▶ _Raw data_
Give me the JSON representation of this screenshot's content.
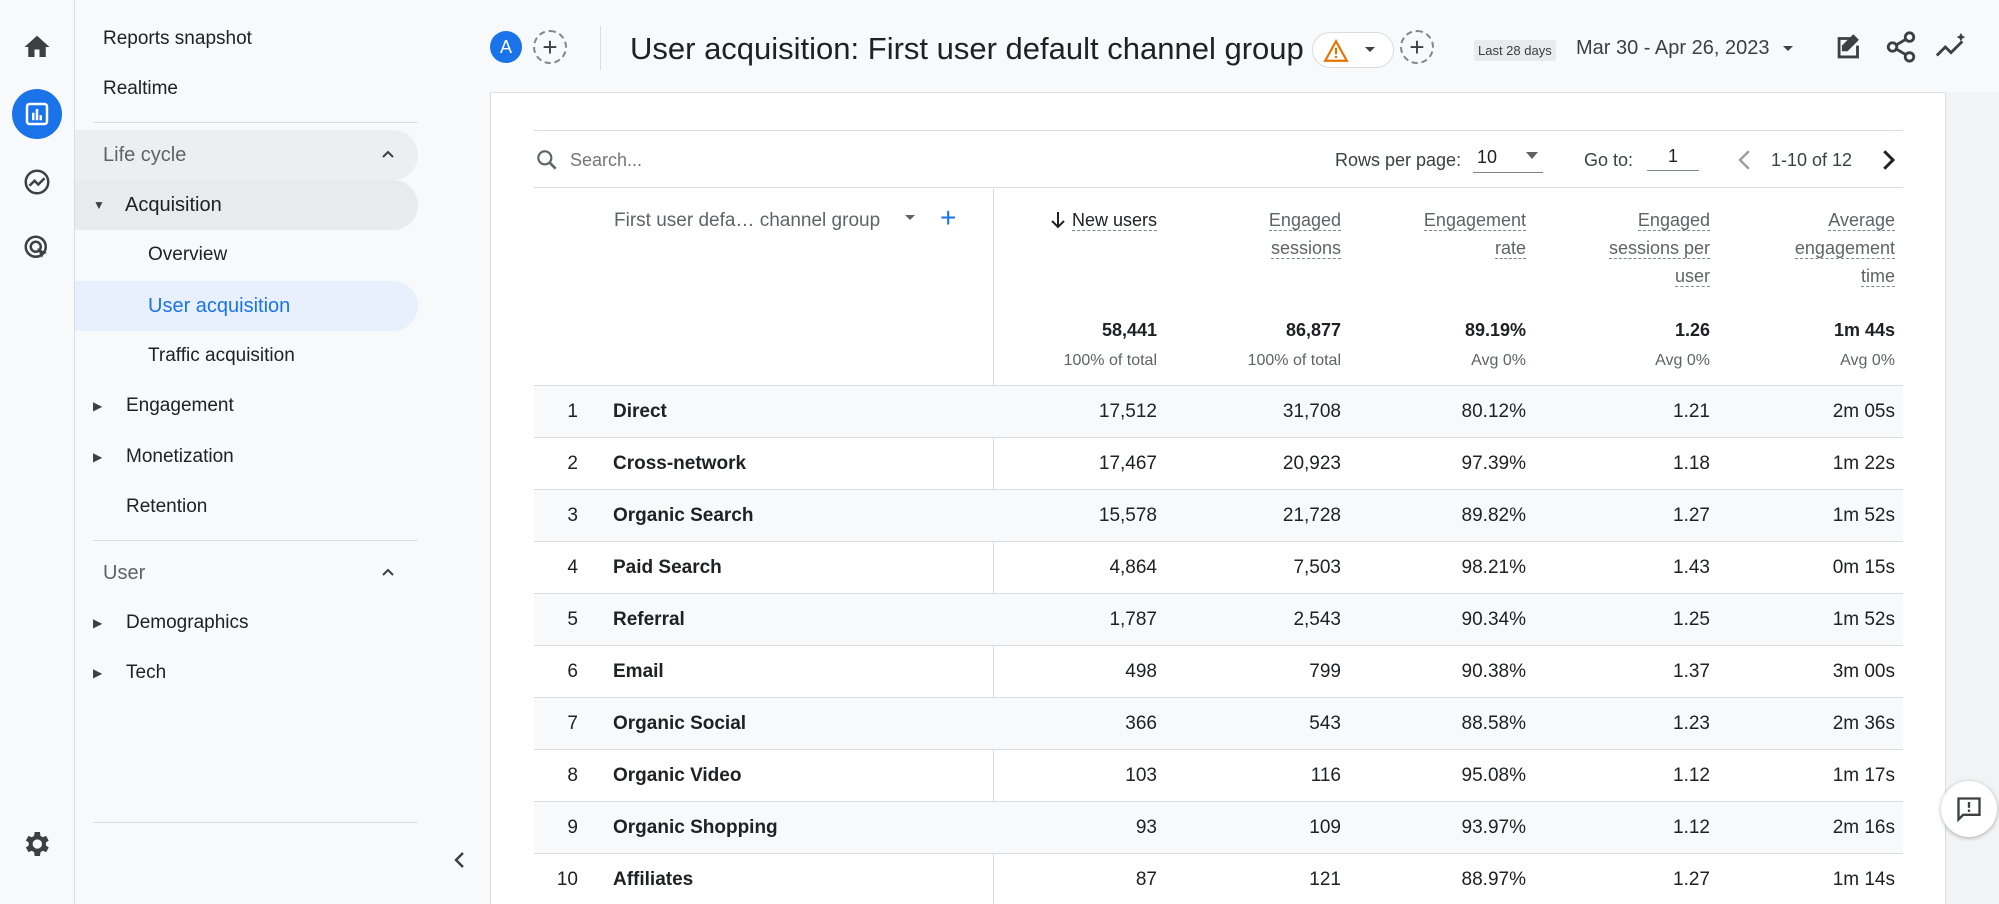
{
  "colors": {
    "accent": "#1a73e8",
    "active_nav_bg": "#e8f0fe",
    "section_bg": "#e8eaed",
    "warning": "#e37400"
  },
  "rail": {
    "icons": [
      "home-icon",
      "reports-icon",
      "explore-icon",
      "advertising-icon",
      "settings-icon"
    ],
    "active": "reports-icon"
  },
  "sidenav": {
    "top_links": [
      "Reports snapshot",
      "Realtime"
    ],
    "lifecycle": {
      "title": "Life cycle",
      "acquisition": {
        "label": "Acquisition",
        "children": [
          "Overview",
          "User acquisition",
          "Traffic acquisition"
        ],
        "active_child": "User acquisition"
      },
      "items": [
        "Engagement",
        "Monetization",
        "Retention"
      ]
    },
    "user": {
      "title": "User",
      "items": [
        "Demographics",
        "Tech"
      ]
    }
  },
  "header": {
    "avatar_letter": "A",
    "add_comparison": "+",
    "title": "User acquisition: First user default channel group",
    "date_badge": "Last 28 days",
    "date_range": "Mar 30 - Apr 26, 2023"
  },
  "toolbar": {
    "search_placeholder": "Search...",
    "rows_per_page_label": "Rows per page:",
    "rows_per_page_value": "10",
    "goto_label": "Go to:",
    "goto_value": "1",
    "pagination": "1-10 of 12"
  },
  "table": {
    "dimension_header": "First user defa… channel group",
    "add_dimension": "+",
    "metric_headers": [
      [
        "New users"
      ],
      [
        "Engaged",
        "sessions"
      ],
      [
        "Engagement",
        "rate"
      ],
      [
        "Engaged",
        "sessions per",
        "user"
      ],
      [
        "Average",
        "engagement",
        "time"
      ]
    ],
    "totals": [
      "58,441",
      "86,877",
      "89.19%",
      "1.26",
      "1m 44s"
    ],
    "totals_sub": [
      "100% of total",
      "100% of total",
      "Avg 0%",
      "Avg 0%",
      "Avg 0%"
    ],
    "rows": [
      {
        "n": "1",
        "channel": "Direct",
        "values": [
          "17,512",
          "31,708",
          "80.12%",
          "1.21",
          "2m 05s"
        ]
      },
      {
        "n": "2",
        "channel": "Cross-network",
        "values": [
          "17,467",
          "20,923",
          "97.39%",
          "1.18",
          "1m 22s"
        ]
      },
      {
        "n": "3",
        "channel": "Organic Search",
        "values": [
          "15,578",
          "21,728",
          "89.82%",
          "1.27",
          "1m 52s"
        ]
      },
      {
        "n": "4",
        "channel": "Paid Search",
        "values": [
          "4,864",
          "7,503",
          "98.21%",
          "1.43",
          "0m 15s"
        ]
      },
      {
        "n": "5",
        "channel": "Referral",
        "values": [
          "1,787",
          "2,543",
          "90.34%",
          "1.25",
          "1m 52s"
        ]
      },
      {
        "n": "6",
        "channel": "Email",
        "values": [
          "498",
          "799",
          "90.38%",
          "1.37",
          "3m 00s"
        ]
      },
      {
        "n": "7",
        "channel": "Organic Social",
        "values": [
          "366",
          "543",
          "88.58%",
          "1.23",
          "2m 36s"
        ]
      },
      {
        "n": "8",
        "channel": "Organic Video",
        "values": [
          "103",
          "116",
          "95.08%",
          "1.12",
          "1m 17s"
        ]
      },
      {
        "n": "9",
        "channel": "Organic Shopping",
        "values": [
          "93",
          "109",
          "93.97%",
          "1.12",
          "2m 16s"
        ]
      },
      {
        "n": "10",
        "channel": "Affiliates",
        "values": [
          "87",
          "121",
          "88.97%",
          "1.27",
          "1m 14s"
        ]
      }
    ]
  }
}
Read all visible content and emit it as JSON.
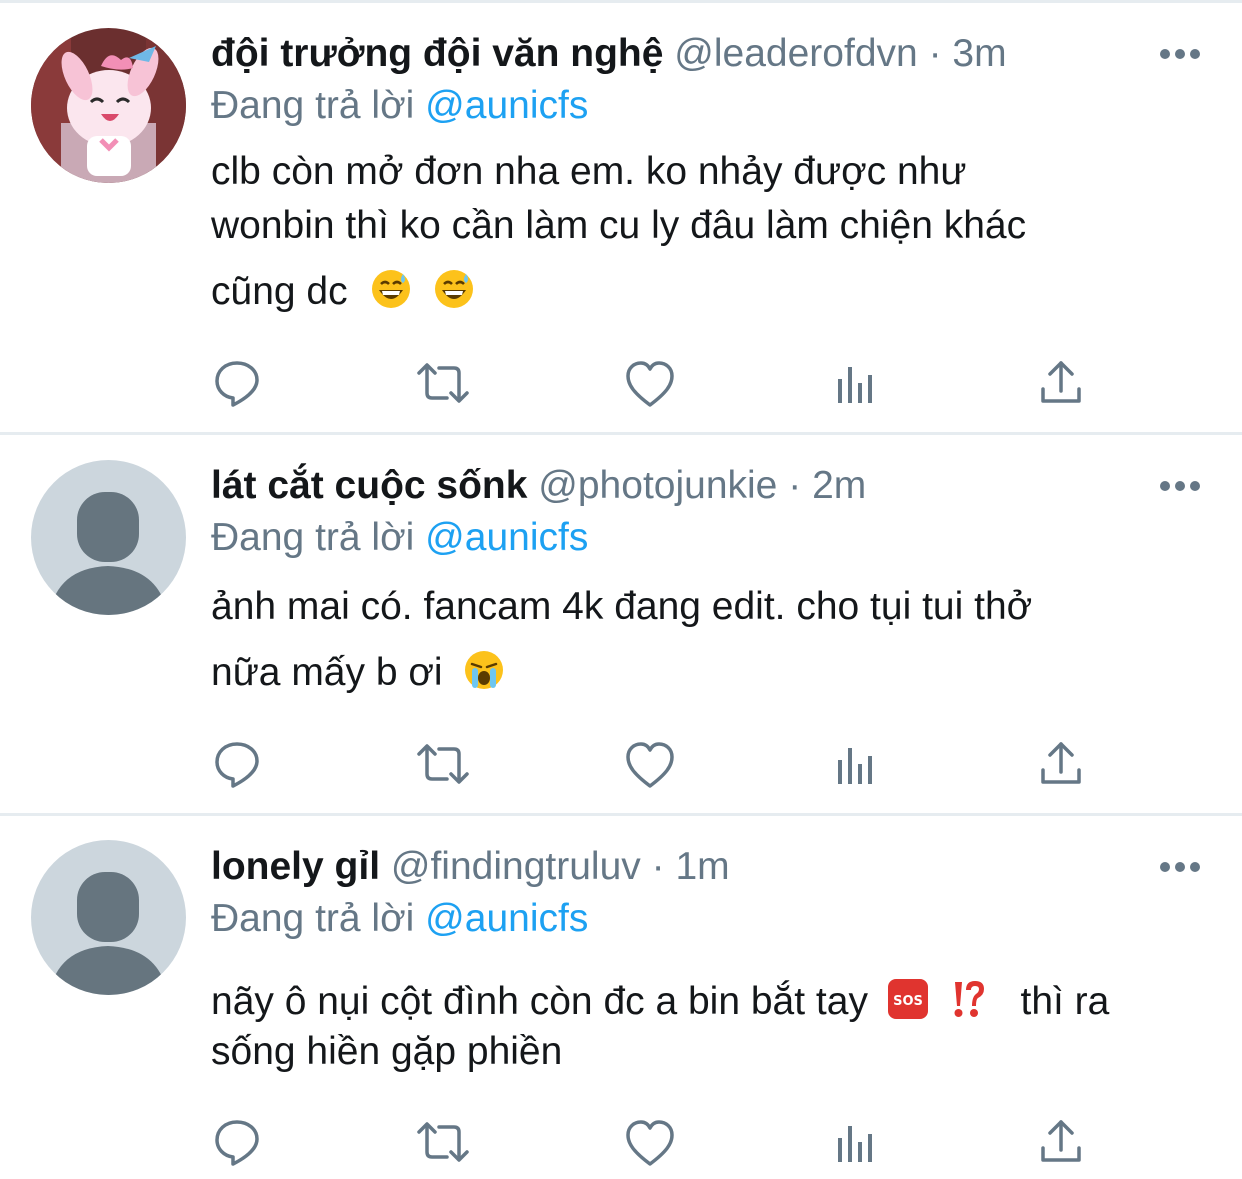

▶ _Instructions for the task_
Keep the pictures out of the copy and write out the data exactly as it stands.

▶ _Result of the task_
Give me the JSON representation of this screenshot's content.
{
  "colors": {
    "accent": "#1a73e8",
    "active_nav_bg": "#e8f0fe",
    "section_bg": "#e8eaed",
    "warning": "#e37400"
  },
  "rail": {
    "icons": [
      "home-icon",
      "reports-icon",
      "explore-icon",
      "advertising-icon",
      "settings-icon"
    ],
    "active": "reports-icon"
  },
  "sidenav": {
    "top_links": [
      "Reports snapshot",
      "Realtime"
    ],
    "lifecycle": {
      "title": "Life cycle",
      "acquisition": {
        "label": "Acquisition",
        "children": [
          "Overview",
          "User acquisition",
          "Traffic acquisition"
        ],
        "active_child": "User acquisition"
      },
      "items": [
        "Engagement",
        "Monetization",
        "Retention"
      ]
    },
    "user": {
      "title": "User",
      "items": [
        "Demographics",
        "Tech"
      ]
    }
  },
  "header": {
    "avatar_letter": "A",
    "add_comparison": "+",
    "title": "User acquisition: First user default channel group",
    "date_badge": "Last 28 days",
    "date_range": "Mar 30 - Apr 26, 2023"
  },
  "toolbar": {
    "search_placeholder": "Search...",
    "rows_per_page_label": "Rows per page:",
    "rows_per_page_value": "10",
    "goto_label": "Go to:",
    "goto_value": "1",
    "pagination": "1-10 of 12"
  },
  "table": {
    "dimension_header": "First user defa… channel group",
    "add_dimension": "+",
    "metric_headers": [
      [
        "New users"
      ],
      [
        "Engaged",
        "sessions"
      ],
      [
        "Engagement",
        "rate"
      ],
      [
        "Engaged",
        "sessions per",
        "user"
      ],
      [
        "Average",
        "engagement",
        "time"
      ]
    ],
    "totals": [
      "58,441",
      "86,877",
      "89.19%",
      "1.26",
      "1m 44s"
    ],
    "totals_sub": [
      "100% of total",
      "100% of total",
      "Avg 0%",
      "Avg 0%",
      "Avg 0%"
    ],
    "rows": [
      {
        "n": "1",
        "channel": "Direct",
        "values": [
          "17,512",
          "31,708",
          "80.12%",
          "1.21",
          "2m 05s"
        ]
      },
      {
        "n": "2",
        "channel": "Cross-network",
        "values": [
          "17,467",
          "20,923",
          "97.39%",
          "1.18",
          "1m 22s"
        ]
      },
      {
        "n": "3",
        "channel": "Organic Search",
        "values": [
          "15,578",
          "21,728",
          "89.82%",
          "1.27",
          "1m 52s"
        ]
      },
      {
        "n": "4",
        "channel": "Paid Search",
        "values": [
          "4,864",
          "7,503",
          "98.21%",
          "1.43",
          "0m 15s"
        ]
      },
      {
        "n": "5",
        "channel": "Referral",
        "values": [
          "1,787",
          "2,543",
          "90.34%",
          "1.25",
          "1m 52s"
        ]
      },
      {
        "n": "6",
        "channel": "Email",
        "values": [
          "498",
          "799",
          "90.38%",
          "1.37",
          "3m 00s"
        ]
      },
      {
        "n": "7",
        "channel": "Organic Social",
        "values": [
          "366",
          "543",
          "88.58%",
          "1.23",
          "2m 36s"
        ]
      },
      {
        "n": "8",
        "channel": "Organic Video",
        "values": [
          "103",
          "116",
          "95.08%",
          "1.12",
          "1m 17s"
        ]
      },
      {
        "n": "9",
        "channel": "Organic Shopping",
        "values": [
          "93",
          "109",
          "93.97%",
          "1.12",
          "2m 16s"
        ]
      },
      {
        "n": "10",
        "channel": "Affiliates",
        "values": [
          "87",
          "121",
          "88.97%",
          "1.27",
          "1m 14s"
        ]
      }
    ]
  }
}
Read all visible content and emit it as JSON.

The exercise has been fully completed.